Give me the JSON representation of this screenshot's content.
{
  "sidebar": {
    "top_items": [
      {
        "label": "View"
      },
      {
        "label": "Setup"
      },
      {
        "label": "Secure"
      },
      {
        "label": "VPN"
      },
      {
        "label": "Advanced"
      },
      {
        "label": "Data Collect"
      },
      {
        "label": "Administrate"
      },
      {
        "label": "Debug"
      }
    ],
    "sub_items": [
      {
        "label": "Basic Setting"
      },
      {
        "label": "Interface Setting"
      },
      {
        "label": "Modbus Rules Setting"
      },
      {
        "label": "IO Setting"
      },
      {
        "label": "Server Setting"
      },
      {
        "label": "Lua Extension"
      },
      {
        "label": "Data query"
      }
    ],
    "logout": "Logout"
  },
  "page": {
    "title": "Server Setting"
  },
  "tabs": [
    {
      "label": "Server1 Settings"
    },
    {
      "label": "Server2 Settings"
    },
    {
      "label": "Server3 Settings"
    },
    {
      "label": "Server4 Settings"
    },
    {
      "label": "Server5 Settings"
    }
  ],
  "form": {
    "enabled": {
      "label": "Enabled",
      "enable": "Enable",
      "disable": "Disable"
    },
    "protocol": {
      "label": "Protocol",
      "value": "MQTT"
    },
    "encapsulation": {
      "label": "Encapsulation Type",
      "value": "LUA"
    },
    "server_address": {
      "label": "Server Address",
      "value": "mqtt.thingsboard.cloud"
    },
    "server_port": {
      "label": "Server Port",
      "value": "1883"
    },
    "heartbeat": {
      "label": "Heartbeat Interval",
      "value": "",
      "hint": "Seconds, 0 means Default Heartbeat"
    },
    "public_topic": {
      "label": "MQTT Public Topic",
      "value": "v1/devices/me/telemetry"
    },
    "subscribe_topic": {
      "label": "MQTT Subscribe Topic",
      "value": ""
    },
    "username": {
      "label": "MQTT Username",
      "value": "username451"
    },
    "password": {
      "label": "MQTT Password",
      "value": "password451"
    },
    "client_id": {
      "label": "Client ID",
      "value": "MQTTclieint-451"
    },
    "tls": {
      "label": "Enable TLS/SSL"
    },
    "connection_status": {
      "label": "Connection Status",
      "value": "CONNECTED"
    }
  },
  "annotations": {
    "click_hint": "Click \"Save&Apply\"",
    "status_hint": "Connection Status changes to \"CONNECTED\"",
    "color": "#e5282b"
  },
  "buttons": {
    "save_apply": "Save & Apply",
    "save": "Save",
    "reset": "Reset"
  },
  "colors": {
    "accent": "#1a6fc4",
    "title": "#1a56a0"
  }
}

#####

*What you will do:*
Go through the material and copy out every line with "Save" in it.

*Response to the task:*
    "click_hint": "Click \"Save&Apply\"",
    "save_apply": "Save & Apply",
    "save": "Save",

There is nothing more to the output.